» **What is expected**: Render the rows from the start of the records through the line that contains "Itemize the components" as a Markdown table with the columns Number and Record line, skipping blank lines and leaving out the pictures.

Dataset records
########################################
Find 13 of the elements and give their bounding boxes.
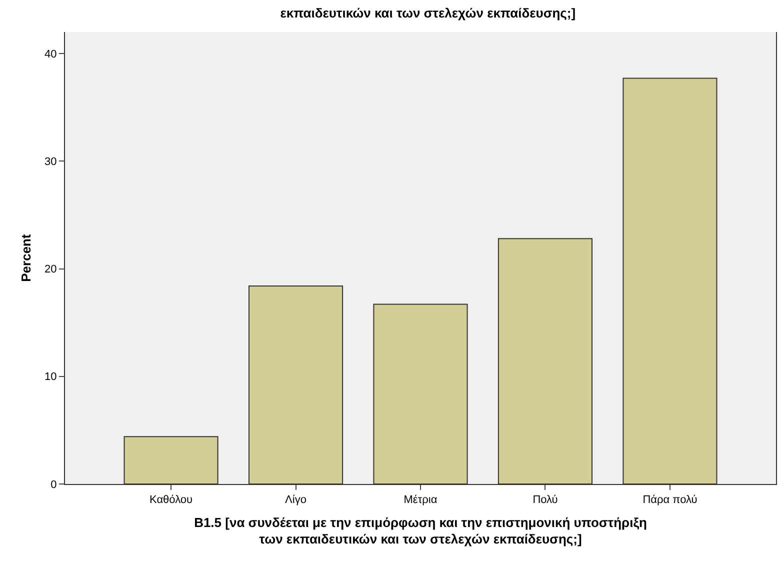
y-tick-label: 30 — [44, 156, 57, 168]
x-tick-label: Πάρα πολύ — [642, 494, 698, 506]
x-tick-label: Καθόλου — [150, 494, 193, 506]
x-tick-label: Πολύ — [532, 494, 558, 506]
x-tick-label: Μέτρια — [404, 494, 438, 506]
y-tick-label: 20 — [44, 264, 57, 276]
y-tick-label: 0 — [50, 478, 57, 491]
y-tick-label: 40 — [44, 48, 57, 60]
x-axis-title: B1.5 [να συνδέεται με την επιμόρφωση και την επιστημονική υποστήριξη των εκπαιδευτικών και των στελεχών εκπαίδευσης;] — [194, 514, 647, 547]
y-axis-title: Percent — [18, 233, 34, 282]
y-tick-label: 10 — [44, 371, 57, 384]
x-tick-label: Λίγο — [285, 494, 306, 506]
chart-title: εκπαιδευτικών και των στελεχών εκπαίδευσης;] — [280, 6, 576, 21]
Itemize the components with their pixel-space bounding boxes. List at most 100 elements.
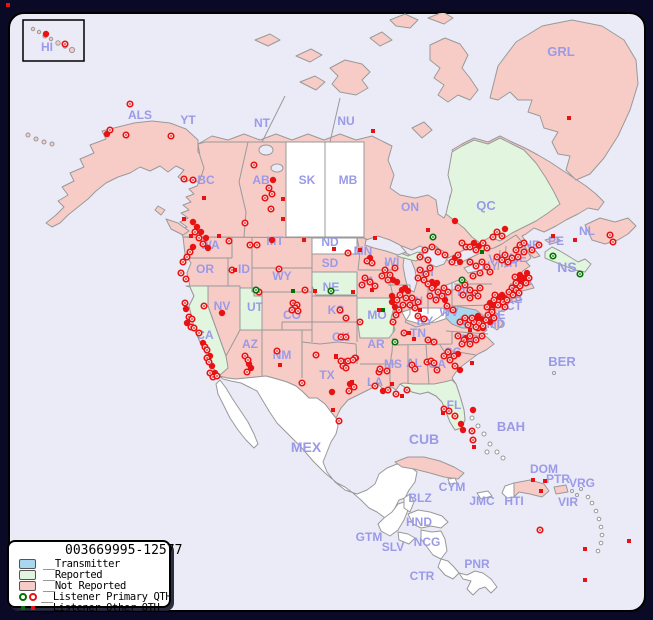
map-label-gtm: GTM (356, 530, 383, 544)
listener-other-marker (373, 236, 377, 240)
map-label-cub: CUB (409, 431, 439, 447)
map-label-nb: NB (523, 238, 541, 252)
map-label-cym: CYM (439, 480, 466, 494)
listener-other-marker (6, 3, 10, 7)
listener-other-marker (539, 489, 543, 493)
map-label-tx: TX (319, 368, 334, 382)
legend-row: __Listener Other QTH (19, 602, 169, 614)
legend-panel: 003669995-12577 __Transmitter __Reported _… (7, 540, 183, 614)
listener-other-marker (567, 116, 571, 120)
map-label-hi: HI (41, 40, 53, 54)
legend-row: __Not Reported (19, 579, 169, 592)
legend-title: 003669995-12577 (65, 543, 183, 558)
lake-michigan (402, 257, 418, 293)
legend-item-label: __Reported (43, 568, 103, 581)
listener-cluster-marker (182, 305, 190, 313)
map-label-or: OR (196, 262, 214, 276)
listener-other-marker (233, 268, 237, 272)
listener-cluster-marker (197, 228, 205, 236)
map-label-on: ON (401, 200, 419, 214)
listener-other-marker (313, 289, 317, 293)
map-label-ncg: NCG (414, 535, 441, 549)
legend-row: __Listener Primary QTH (19, 590, 172, 603)
region-costa-rica (437, 558, 460, 580)
legend-glyph-red-ring (29, 592, 37, 601)
region-greenland (489, 19, 639, 181)
listener-other-marker (426, 228, 430, 232)
listener-cluster-marker (269, 176, 277, 184)
map-label-wy: WY (272, 269, 291, 283)
listener-other-marker (400, 394, 404, 398)
listener-cluster-marker (202, 234, 210, 242)
listener-other-green-marker (480, 250, 484, 254)
land-layer (22, 13, 639, 596)
listener-cluster-marker (457, 420, 465, 428)
map-label-ar: AR (367, 337, 385, 351)
listener-other-green-marker (291, 289, 295, 293)
map-label-grl: GRL (547, 44, 575, 59)
listener-other-marker (412, 337, 416, 341)
listener-cluster-marker (456, 366, 464, 374)
listener-other-marker (551, 234, 555, 238)
map-label-mex: MEX (291, 439, 322, 455)
map-label-az: AZ (242, 337, 258, 351)
map-label-vir: VIR (558, 495, 578, 509)
legend-row: __Reported (19, 568, 169, 581)
listener-cluster-marker (189, 218, 197, 226)
region-jamaica (476, 490, 493, 500)
map-label-nu: NU (337, 114, 354, 128)
listener-other-marker (334, 354, 338, 358)
map-label-ms: MS (384, 357, 402, 371)
map-label-ptr: PTR (546, 472, 570, 486)
listener-other-marker (472, 445, 476, 449)
legend-rows: __Transmitter __Reported __Not Reported __L… (9, 557, 172, 614)
listener-cluster-marker (42, 30, 50, 38)
map-label-ne: NE (323, 280, 340, 294)
map-label-bah: BAH (497, 419, 525, 434)
listener-other-marker (278, 363, 282, 367)
listener-other-marker (202, 196, 206, 200)
legend-item-label: __Transmitter (43, 557, 120, 570)
legend-swatch-reported (19, 569, 36, 580)
map-label-hti: HTI (504, 494, 523, 508)
listener-other-marker (531, 478, 535, 482)
hawaii-inset-box (22, 19, 85, 62)
listener-cluster-marker (218, 309, 226, 317)
listener-cluster-marker (433, 279, 441, 287)
listener-other-marker (358, 248, 362, 252)
region-nova-scotia (544, 246, 592, 273)
listener-cluster-marker (328, 388, 336, 396)
listener-cluster-marker (404, 287, 412, 295)
region-arctic-island (329, 59, 371, 96)
map-label-jmc: JMC (469, 494, 495, 508)
listener-cluster-marker (501, 225, 509, 233)
region-honduras (407, 509, 449, 529)
region-vancouver-island (165, 218, 190, 236)
map-label-hnd: HND (406, 515, 432, 529)
listener-other-marker (441, 411, 445, 415)
legend-swatch-not_reported (19, 580, 36, 591)
map-label-als: ALS (128, 108, 152, 122)
listener-cluster-marker (393, 278, 401, 286)
map-label-yt: YT (180, 113, 196, 127)
listener-other-green-marker (381, 308, 385, 312)
region-newfoundland (584, 217, 637, 245)
legend-glyph-green-ring (19, 592, 27, 601)
map-label-vrg: VRG (569, 476, 595, 490)
listener-other-marker (543, 479, 547, 483)
map-label-sk: SK (299, 173, 316, 187)
listener-other-marker (281, 217, 285, 221)
listener-other-marker (583, 578, 587, 582)
listener-other-marker (350, 380, 354, 384)
region-nicaragua (420, 529, 448, 560)
listener-other-marker (583, 547, 587, 551)
legend-item-label: __Not Reported (43, 579, 126, 592)
map-label-dom: DOM (530, 462, 558, 476)
region-cuba (394, 456, 465, 480)
listener-other-marker (351, 290, 355, 294)
map-label-id: ID (238, 262, 250, 276)
legend-item-label: __Listener Primary QTH (41, 590, 172, 603)
listener-other-marker (302, 238, 306, 242)
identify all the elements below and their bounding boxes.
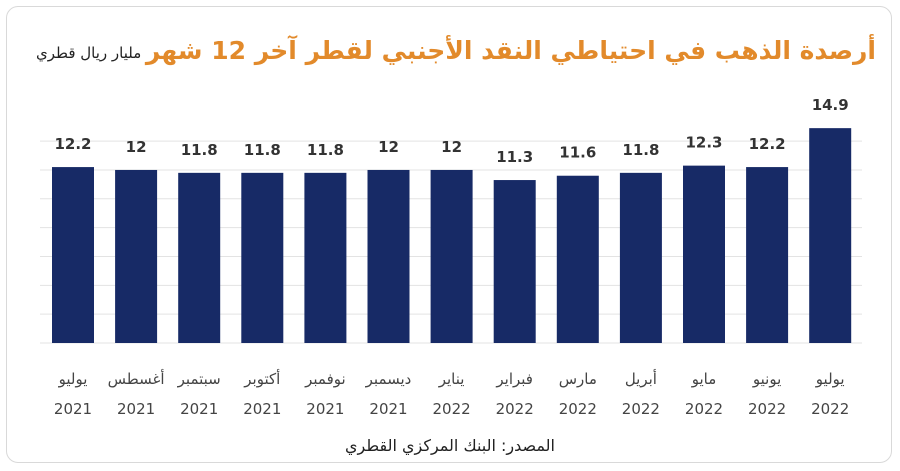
bar bbox=[493, 180, 536, 343]
x-tick-month-label: أغسطس bbox=[108, 369, 165, 388]
bar bbox=[430, 169, 473, 343]
bar bbox=[683, 165, 725, 343]
chart-title: أرصدة الذهب في احتياطي النقد الأجنبي لقط… bbox=[145, 36, 876, 65]
bar bbox=[746, 167, 789, 343]
bar bbox=[367, 169, 410, 343]
x-tick-year-label: 2022 bbox=[811, 400, 849, 418]
bar-value-label: 11.6 bbox=[559, 144, 596, 162]
x-tick-month-label: ديسمبر bbox=[365, 370, 412, 388]
x-tick-month-label: يوليو bbox=[815, 370, 845, 388]
bar bbox=[304, 172, 347, 343]
x-tick-month-label: مايو bbox=[691, 370, 717, 388]
x-tick-year-label: 2021 bbox=[306, 400, 344, 418]
bar-value-label: 11.8 bbox=[307, 141, 344, 159]
x-tick-year-label: 2022 bbox=[433, 400, 471, 418]
x-tick-month-label: يونيو bbox=[752, 370, 781, 388]
bar-value-label: 12 bbox=[378, 138, 399, 156]
unit-label: مليار ريال قطري bbox=[36, 44, 142, 62]
x-tick-year-label: 2021 bbox=[369, 400, 407, 418]
bar bbox=[556, 175, 599, 343]
bar-value-label: 12.2 bbox=[749, 135, 786, 153]
x-tick-month-label: يناير bbox=[438, 370, 465, 388]
bar-value-label: 12 bbox=[441, 138, 462, 156]
bar-value-label: 11.8 bbox=[622, 141, 659, 159]
x-tick-year-label: 2021 bbox=[243, 400, 281, 418]
bar bbox=[241, 172, 284, 343]
x-tick-month-label: يوليو bbox=[58, 370, 88, 388]
x-tick-month-label: أبريل bbox=[625, 369, 657, 388]
bar bbox=[115, 169, 158, 343]
bar-value-label: 11.8 bbox=[244, 141, 281, 159]
bar-value-label: 11.8 bbox=[181, 141, 218, 159]
bar-value-label: 14.9 bbox=[812, 96, 849, 114]
x-tick-year-label: 2022 bbox=[622, 400, 660, 418]
x-tick-year-label: 2021 bbox=[180, 400, 218, 418]
x-tick-year-label: 2022 bbox=[748, 400, 786, 418]
bar-value-label: 12.3 bbox=[685, 134, 722, 152]
bar bbox=[178, 172, 221, 343]
bar-value-label: 12.2 bbox=[54, 135, 91, 153]
x-tick-month-label: أكتوبر bbox=[243, 369, 280, 388]
x-tick-year-label: 2021 bbox=[117, 400, 155, 418]
x-tick-year-label: 2021 bbox=[54, 400, 92, 418]
bar bbox=[52, 167, 94, 343]
x-tick-month-label: نوفمبر bbox=[304, 370, 346, 388]
x-tick-year-label: 2022 bbox=[559, 400, 597, 418]
bar-value-label: 12 bbox=[126, 138, 147, 156]
x-tick-month-label: سبتمبر bbox=[177, 370, 221, 388]
bar-value-label: 11.3 bbox=[496, 148, 533, 166]
x-tick-year-label: 2022 bbox=[685, 400, 723, 418]
bar bbox=[619, 172, 662, 343]
source-note: المصدر: البنك المركزي القطري bbox=[345, 436, 555, 455]
x-tick-year-label: 2022 bbox=[496, 400, 534, 418]
x-tick-month-label: فبراير bbox=[495, 370, 533, 388]
x-tick-month-label: مارس bbox=[559, 370, 597, 388]
bar bbox=[809, 128, 852, 343]
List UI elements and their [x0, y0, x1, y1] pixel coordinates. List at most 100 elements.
########################################
» **Result of the task**:
| Number | Record line |
|---|---|
| 1 | Find 13 of the elements and give their bounding boxes. |
| 2 | y-tick-label: 30 — [44, 156, 57, 168] |
| 3 | x-tick-label: Πάρα πολύ — [642, 494, 698, 506] |
| 4 | x-tick-label: Καθόλου — [150, 494, 193, 506] |
| 5 | x-tick-label: Πολύ — [532, 494, 558, 506] |
| 6 | x-tick-label: Μέτρια — [404, 494, 438, 506] |
| 7 | y-tick-label: 20 — [44, 264, 57, 276] |
| 8 | y-tick-label: 0 — [50, 478, 57, 491] |
| 9 | y-tick-label: 40 — [44, 48, 57, 60] |
| 10 | x-axis-title: B1.5 [να συνδέεται με την επιμόρφωση και την επιστημονική υποστήριξη των εκπαιδευτικών και των στελεχών εκπαίδευσης;] — [194, 514, 647, 547] |
| 11 | y-axis-title: Percent — [18, 233, 34, 282] |
| 12 | y-tick-label: 10 — [44, 371, 57, 384] |
| 13 | x-tick-label: Λίγο — [285, 494, 306, 506] |
| 14 | chart-title: εκπαιδευτικών και των στελεχών εκπαίδευσης;] — [280, 6, 576, 21] |
| 15 | Itemize the components with their pixel-space bounding boxes. List at most 100 elements. |